DOCUMENT PASSAGE:
######

Menu
Grafana Cloud

Understand recommended rules for metrics aggregation

The recommendations service scans your Grafana Cloud account and identifies unused and partially used metrics based on your existing dashboards, recording rules, alerting rules, and the last 30 days of query history. Based on these findings, it creates recommended rules for metrics aggregation.

Unused metrics versus partially used metrics

  • An unused metric is a metric that has not been queried in the last 30 days and is not used in an existing dashboard, recording rule, or alerting rule.
  • A partially used metric has been queried at least once in the last 30 days or is used in at least one dashboard, alert, or recording rule. However, all usages only touch a subset of its labels; some of its labels are not used.

Based on the preceding analysis, the recommendations service generates a set of aggregation rules that you can apply using the aggregation service. By applying these recommended rules you can reduce the cardinality of your unused and partially used metrics and do so in a way that guarantees that your existing usages of that metric are respected. Your dashboards, rules, and previous queries that you ran will continue to work as before.

Recommendations format

By default, recommendations are returned in the same format as aggregation rules. This allows the user to apply the recommended aggregations to the aggregations service with no additional editing required.

The recommendations service can also recommend updated versions of existing rules, except for ones that it recommends you remove. The intent is that you can compare the recommendations file to your existing list of rules to see the differences between the current rule state and the recommended rule state.

For more information about each recommendation, you can use an optional verbose flag (--verbose).

######

WHAT IS ASKED:
[a] From the Grafana Cloud page on recommended aggregation rules, output everything between "By default, recommendations" and "verbose flag (--verbose).", inclusive.
[b] Condense the paragraph beginning "Based on the preceding analysis" in the Grafana Cloud page on recommended aggregation rules into a short bulleted list that keeps its main facts.
[c] Take the Grafana Cloud page on recommended aggregation rules further, picking up after its final sentence about the optional verbose flag.

Dataset records:
######

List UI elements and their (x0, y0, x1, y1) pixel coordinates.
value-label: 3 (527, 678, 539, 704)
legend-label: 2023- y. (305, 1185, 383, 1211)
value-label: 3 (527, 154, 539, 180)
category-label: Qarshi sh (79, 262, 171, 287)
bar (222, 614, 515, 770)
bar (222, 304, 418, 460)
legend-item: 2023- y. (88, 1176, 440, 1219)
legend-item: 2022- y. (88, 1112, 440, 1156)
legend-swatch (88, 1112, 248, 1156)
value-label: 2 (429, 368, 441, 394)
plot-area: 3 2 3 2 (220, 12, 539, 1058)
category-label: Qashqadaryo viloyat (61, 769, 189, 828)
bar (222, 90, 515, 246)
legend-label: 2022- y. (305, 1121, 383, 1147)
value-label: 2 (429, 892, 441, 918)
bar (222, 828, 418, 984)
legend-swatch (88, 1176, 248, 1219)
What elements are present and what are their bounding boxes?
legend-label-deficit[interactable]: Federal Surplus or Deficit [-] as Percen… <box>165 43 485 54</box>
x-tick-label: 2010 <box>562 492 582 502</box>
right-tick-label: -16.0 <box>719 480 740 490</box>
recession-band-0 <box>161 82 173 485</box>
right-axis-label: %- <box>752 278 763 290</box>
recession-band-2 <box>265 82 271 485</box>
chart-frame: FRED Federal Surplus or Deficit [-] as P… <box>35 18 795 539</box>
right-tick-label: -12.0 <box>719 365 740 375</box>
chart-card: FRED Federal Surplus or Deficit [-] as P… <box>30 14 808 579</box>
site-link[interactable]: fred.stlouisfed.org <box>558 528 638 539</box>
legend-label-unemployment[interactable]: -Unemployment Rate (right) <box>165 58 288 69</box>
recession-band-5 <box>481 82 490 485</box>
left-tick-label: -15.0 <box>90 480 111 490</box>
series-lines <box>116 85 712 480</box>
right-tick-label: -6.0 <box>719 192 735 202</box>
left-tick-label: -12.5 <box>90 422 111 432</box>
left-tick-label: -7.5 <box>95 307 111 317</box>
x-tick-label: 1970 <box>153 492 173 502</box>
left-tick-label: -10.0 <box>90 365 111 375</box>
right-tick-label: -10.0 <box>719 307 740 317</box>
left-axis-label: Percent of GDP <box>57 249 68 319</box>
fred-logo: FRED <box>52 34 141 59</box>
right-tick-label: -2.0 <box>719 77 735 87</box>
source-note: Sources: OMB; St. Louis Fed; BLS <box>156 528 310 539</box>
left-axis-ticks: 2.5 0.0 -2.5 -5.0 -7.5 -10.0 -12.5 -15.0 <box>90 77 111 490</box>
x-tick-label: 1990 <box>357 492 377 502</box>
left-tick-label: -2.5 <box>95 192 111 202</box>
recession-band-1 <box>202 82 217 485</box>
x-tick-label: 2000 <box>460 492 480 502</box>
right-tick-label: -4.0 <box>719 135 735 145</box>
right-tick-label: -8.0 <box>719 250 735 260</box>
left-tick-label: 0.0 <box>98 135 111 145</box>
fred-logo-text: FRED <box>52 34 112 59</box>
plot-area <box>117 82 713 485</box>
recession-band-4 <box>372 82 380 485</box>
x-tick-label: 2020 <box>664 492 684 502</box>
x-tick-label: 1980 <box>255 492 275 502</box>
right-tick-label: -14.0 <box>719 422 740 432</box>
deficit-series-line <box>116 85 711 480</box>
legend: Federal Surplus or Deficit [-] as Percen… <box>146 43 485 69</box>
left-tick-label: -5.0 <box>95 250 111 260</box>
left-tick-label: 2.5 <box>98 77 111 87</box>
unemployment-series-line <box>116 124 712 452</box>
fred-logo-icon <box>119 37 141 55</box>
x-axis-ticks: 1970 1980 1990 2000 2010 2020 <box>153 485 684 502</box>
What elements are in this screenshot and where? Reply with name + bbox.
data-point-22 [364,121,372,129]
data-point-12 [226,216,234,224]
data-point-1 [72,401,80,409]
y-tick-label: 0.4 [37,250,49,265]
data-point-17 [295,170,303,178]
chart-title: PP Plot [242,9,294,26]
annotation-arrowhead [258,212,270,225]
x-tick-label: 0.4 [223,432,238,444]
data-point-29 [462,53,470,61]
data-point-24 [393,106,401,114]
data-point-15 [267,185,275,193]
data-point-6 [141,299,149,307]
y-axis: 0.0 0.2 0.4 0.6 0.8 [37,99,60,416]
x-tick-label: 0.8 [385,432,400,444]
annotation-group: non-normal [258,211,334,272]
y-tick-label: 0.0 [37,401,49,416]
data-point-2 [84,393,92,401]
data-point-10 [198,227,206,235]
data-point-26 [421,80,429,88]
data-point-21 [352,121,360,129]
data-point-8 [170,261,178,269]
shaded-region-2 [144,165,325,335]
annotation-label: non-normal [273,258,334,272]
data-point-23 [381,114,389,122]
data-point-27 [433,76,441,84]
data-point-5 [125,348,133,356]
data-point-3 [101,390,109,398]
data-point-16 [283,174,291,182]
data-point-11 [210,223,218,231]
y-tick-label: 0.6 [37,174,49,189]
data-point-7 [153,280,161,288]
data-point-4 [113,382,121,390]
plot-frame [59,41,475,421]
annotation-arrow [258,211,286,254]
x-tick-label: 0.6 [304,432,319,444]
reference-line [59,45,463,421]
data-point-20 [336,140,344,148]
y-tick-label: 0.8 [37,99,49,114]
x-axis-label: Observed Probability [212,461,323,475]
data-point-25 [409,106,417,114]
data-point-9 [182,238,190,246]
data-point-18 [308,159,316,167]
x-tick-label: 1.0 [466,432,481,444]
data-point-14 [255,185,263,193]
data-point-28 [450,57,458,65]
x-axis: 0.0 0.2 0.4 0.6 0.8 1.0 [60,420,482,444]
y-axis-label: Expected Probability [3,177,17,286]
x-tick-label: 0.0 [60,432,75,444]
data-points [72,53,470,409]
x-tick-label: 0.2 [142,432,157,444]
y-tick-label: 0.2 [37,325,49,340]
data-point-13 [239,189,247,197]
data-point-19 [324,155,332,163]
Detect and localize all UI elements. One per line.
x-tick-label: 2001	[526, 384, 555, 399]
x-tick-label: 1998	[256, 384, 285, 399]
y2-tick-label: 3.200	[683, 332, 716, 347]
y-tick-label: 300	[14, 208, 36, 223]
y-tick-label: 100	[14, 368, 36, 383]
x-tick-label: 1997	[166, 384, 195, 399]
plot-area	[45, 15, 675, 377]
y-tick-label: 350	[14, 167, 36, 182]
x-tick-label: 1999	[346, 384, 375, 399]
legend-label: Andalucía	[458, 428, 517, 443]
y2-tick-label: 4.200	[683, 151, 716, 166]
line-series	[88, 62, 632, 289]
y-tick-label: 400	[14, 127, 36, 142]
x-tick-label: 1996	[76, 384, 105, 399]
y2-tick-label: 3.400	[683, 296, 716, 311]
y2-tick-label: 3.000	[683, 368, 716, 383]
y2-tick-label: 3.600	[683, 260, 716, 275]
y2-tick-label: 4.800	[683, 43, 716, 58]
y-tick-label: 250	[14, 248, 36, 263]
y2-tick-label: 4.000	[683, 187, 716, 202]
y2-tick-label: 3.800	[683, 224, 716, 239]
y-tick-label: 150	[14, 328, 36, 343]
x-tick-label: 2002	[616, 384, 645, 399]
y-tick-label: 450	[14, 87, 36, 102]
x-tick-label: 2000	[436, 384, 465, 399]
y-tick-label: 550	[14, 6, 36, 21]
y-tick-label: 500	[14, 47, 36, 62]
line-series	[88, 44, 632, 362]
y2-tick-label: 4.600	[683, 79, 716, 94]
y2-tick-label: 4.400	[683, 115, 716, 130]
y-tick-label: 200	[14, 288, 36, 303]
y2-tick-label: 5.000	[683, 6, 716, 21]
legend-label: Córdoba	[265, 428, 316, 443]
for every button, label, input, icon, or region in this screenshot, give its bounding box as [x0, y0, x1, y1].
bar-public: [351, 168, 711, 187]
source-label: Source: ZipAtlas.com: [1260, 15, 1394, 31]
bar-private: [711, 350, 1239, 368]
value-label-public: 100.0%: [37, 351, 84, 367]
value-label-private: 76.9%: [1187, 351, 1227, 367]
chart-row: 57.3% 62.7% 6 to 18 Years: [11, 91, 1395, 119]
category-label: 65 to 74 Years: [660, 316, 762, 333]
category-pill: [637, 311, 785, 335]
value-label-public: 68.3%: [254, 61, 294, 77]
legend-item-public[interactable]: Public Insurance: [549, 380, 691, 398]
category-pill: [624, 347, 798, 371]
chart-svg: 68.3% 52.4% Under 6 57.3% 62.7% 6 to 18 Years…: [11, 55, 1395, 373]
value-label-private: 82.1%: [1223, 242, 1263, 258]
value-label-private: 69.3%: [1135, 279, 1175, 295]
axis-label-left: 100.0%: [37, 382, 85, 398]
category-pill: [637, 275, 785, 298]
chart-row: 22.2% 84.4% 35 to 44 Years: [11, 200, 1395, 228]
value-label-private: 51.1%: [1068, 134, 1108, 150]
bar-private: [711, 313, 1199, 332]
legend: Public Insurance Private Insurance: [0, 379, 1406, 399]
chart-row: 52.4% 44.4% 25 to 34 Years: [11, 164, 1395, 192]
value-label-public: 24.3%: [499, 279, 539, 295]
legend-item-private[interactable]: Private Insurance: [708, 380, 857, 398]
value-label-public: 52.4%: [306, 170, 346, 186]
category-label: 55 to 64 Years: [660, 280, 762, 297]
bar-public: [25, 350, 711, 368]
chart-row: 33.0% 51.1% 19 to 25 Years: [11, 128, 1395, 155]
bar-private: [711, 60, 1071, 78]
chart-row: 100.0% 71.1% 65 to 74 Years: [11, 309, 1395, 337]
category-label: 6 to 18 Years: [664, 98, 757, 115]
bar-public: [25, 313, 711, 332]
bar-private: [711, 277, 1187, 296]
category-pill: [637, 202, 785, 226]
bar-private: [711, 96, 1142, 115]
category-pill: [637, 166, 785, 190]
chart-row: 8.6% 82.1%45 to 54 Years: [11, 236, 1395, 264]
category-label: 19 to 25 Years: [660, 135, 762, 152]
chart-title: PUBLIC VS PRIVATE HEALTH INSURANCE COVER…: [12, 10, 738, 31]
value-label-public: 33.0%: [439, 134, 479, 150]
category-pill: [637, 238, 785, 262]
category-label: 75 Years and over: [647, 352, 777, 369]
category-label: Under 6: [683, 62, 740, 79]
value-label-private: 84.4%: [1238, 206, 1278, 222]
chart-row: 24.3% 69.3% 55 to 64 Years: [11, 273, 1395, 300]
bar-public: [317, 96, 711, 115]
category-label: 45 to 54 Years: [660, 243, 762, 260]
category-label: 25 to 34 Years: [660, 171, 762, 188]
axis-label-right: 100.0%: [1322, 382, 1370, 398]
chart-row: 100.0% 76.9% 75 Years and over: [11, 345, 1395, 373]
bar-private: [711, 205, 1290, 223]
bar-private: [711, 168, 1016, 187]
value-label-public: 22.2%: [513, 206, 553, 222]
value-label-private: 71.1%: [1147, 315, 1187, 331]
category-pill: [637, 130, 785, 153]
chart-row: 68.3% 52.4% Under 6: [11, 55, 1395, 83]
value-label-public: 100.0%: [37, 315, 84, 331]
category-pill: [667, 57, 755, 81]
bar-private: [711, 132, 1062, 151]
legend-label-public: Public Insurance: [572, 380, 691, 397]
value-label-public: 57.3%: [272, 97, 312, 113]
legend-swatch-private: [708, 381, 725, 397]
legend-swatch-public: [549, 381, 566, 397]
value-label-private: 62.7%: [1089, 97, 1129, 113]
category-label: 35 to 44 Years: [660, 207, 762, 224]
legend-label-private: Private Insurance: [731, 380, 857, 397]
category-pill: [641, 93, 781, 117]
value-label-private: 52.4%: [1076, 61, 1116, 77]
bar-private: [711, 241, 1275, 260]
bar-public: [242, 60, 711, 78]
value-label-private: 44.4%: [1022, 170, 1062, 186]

######

RESULTS BY TASK:
[a]
By default, recommendations are returned in the same format as aggregation rules. This allows the user to apply the recommended aggregations to the aggregations service with no additional editing required.

The recommendations service can also recommend updated versions of existing rules, except for ones that it recommends you remove. The intent is that you can compare the recommendations file to your existing list of rules to see the differences between the current rule state and the recommended rule state.

For more information about each recommendation, you can use an optional verbose flag (--verbose).

[b]
- The recommendations service generates aggregation rules that can be applied with the aggregation service.
- Applying them reduces the cardinality of unused and partially used metrics.
- Existing usages of each metric are guaranteed to be respected.
- Dashboards, rules, and previously run queries keep working as before.

[c]
Here’s an example of a recommendations file when the --verbose flag is added:

json
[
  {
    "metric": "multitenantproxy_sql_query_total",
    "drop_labels": ["container", "instance", "namespace", "Pod"],
    "aggregations": ["sum:counter"],
    "recommended_action": "keep",
    "usages_in_rules": 0,
    "usages_in_queries": 13,
    "usages_in_dashboards": 98
  },
  {
    "metric": "cortex_bucket_store_indexheader_lazy_load_duration_seconds_count",
    "drop_labels": ["component", "container", "instance", "namespace", "Pod"],
    "aggregations": ["sum:counter"],
    "recommended_action": "remove",
    "usages_in_rules": 0,
    "usages_in_queries": 13,
    "usages_in_dashboards": 98
  },
  {
    "metric": "thanos_objstore_bucket_operation_duration_seconds_bucket",
    "drop_labels": ["bucket", "container", "instance", "Pod"],
    "aggregations": ["sum:counter"],
    "recommended_action": "add",
    "kept_labels": ["cluster", "component", "job", "le", "namespace", "Operation"],
    "usages_in_rules": 0,
    "usages_in_queries": 0,
    "usages_in_dashboards": 98,
    "total_series_before_aggregation": 50295,
    "total_series_after_aggregation": 19425
  },
  {
    "metric": "thanos_objstore_bucket_operation_duration_seconds_count",
    "drop_labels": ["bucket", "instance", "Pod"],
    "aggregations": ["sum:counter"],
    "recommended_action": "update",
    "usages_in_rules": 0,
    "usages_in_queries": 0,
    "usages_in_dashboards": 98
  }
]

For an explanation of the default fields, see Aggregation rule format, where we explain the fields added by the --verbose flag.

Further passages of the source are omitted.